Work to be completed –
Copy each line exactly. Leave nothing out.

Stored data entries

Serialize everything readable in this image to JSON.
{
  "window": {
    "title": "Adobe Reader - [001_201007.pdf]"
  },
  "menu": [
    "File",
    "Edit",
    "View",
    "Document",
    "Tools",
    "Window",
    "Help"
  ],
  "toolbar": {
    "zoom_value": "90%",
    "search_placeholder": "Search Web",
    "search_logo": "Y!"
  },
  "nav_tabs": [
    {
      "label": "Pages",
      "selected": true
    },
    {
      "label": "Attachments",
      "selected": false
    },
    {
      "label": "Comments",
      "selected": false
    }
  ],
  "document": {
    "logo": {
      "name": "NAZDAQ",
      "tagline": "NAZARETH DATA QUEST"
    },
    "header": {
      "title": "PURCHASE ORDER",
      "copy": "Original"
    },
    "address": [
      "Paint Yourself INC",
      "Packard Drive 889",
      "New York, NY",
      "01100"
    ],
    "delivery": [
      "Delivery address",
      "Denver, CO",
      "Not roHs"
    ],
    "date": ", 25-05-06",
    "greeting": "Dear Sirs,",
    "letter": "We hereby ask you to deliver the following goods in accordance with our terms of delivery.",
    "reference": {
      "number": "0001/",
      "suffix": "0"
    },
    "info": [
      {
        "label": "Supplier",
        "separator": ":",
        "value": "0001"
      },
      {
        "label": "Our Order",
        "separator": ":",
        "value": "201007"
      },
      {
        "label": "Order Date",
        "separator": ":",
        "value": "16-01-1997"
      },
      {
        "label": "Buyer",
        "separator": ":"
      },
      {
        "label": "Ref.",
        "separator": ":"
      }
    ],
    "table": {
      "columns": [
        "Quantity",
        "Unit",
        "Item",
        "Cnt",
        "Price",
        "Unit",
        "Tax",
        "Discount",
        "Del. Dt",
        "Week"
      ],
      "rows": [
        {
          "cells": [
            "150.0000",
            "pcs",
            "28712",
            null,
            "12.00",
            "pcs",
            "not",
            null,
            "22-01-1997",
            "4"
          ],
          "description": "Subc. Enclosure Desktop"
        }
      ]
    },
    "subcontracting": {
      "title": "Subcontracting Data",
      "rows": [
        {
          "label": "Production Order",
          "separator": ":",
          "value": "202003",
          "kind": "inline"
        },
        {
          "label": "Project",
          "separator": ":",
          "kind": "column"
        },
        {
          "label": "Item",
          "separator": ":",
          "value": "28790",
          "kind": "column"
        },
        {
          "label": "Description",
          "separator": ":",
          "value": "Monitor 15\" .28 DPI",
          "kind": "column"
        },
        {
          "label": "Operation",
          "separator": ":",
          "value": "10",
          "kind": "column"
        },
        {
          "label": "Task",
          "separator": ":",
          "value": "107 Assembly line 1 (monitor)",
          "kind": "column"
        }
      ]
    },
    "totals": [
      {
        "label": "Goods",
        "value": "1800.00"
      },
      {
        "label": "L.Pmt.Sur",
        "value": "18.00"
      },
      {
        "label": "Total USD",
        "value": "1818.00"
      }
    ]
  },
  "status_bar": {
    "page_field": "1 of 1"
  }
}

Task result –
Serialize everything readable in this image to JSON.
{
  "window": {
    "title": "Adobe Reader - [001_201007.pdf]"
  },
  "menu": [
    "File",
    "Edit",
    "View",
    "Document",
    "Tools",
    "Window",
    "Help"
  ],
  "toolbar": {
    "zoom_value": "90%",
    "search_placeholder": "Search Web",
    "search_logo": "Y!"
  },
  "nav_tabs": [
    {
      "label": "Pages",
      "selected": true
    },
    {
      "label": "Attachments",
      "selected": false
    },
    {
      "label": "Comments",
      "selected": false
    }
  ],
  "document": {
    "logo": {
      "name": "NAZDAQ",
      "tagline": "NAZARETH DATA QUEST"
    },
    "header": {
      "title": "PURCHASE ORDER",
      "copy": "Original"
    },
    "address": [
      "Paint Yourself INC",
      "Packard Drive 889",
      "New York, NY",
      "01100"
    ],
    "delivery": [
      "Delivery address",
      "Denver, CO",
      "Not roHs"
    ],
    "date": ", 25-05-06",
    "greeting": "Dear Sirs,",
    "letter": "We hereby ask you to deliver the following goods in accordance with our terms of delivery.",
    "reference": {
      "number": "0001/",
      "suffix": "0"
    },
    "info": [
      {
        "label": "Supplier",
        "separator": ":",
        "value": "0001"
      },
      {
        "label": "Our Order",
        "separator": ":",
        "value": "201007"
      },
      {
        "label": "Order Date",
        "separator": ":",
        "value": "16-01-1997"
      },
      {
        "label": "Buyer",
        "separator": ":"
      },
      {
        "label": "Ref.",
        "separator": ":"
      }
    ],
    "table": {
      "columns": [
        "Quantity",
        "Unit",
        "Item",
        "Cnt",
        "Price",
        "Unit",
        "Tax",
        "Discount",
        "Del. Dt",
        "Week"
      ],
      "rows": [
        {
          "cells": [
            "150.0000",
            "pcs",
            "28712",
            null,
            "12.00",
            "pcs",
            "not",
            null,
            "22-01-1997",
            "4"
          ],
          "description": "Subc. Enclosure Desktop"
        }
      ]
    },
    "subcontracting": {
      "title": "Subcontracting Data",
      "rows": [
        {
          "label": "Production Order",
          "separator": ":",
          "value": "202003",
          "kind": "inline"
        },
        {
          "label": "Project",
          "separator": ":",
          "kind": "column"
        },
        {
          "label": "Item",
          "separator": ":",
          "value": "28790",
          "kind": "column"
        },
        {
          "label": "Description",
          "separator": ":",
          "value": "Monitor 15\" .28 DPI",
          "kind": "column"
        },
        {
          "label": "Operation",
          "separator": ":",
          "value": "10",
          "kind": "column"
        },
        {
          "label": "Task",
          "separator": ":",
          "value": "107 Assembly line 1 (monitor)",
          "kind": "column"
        }
      ]
    },
    "totals": [
      {
        "label": "Goods",
        "value": "1800.00"
      },
      {
        "label": "L.Pmt.Sur",
        "value": "18.00"
      },
      {
        "label": "Total USD",
        "value": "1818.00"
      }
    ]
  },
  "status_bar": {
    "page_field": "1 of 1"
  }
}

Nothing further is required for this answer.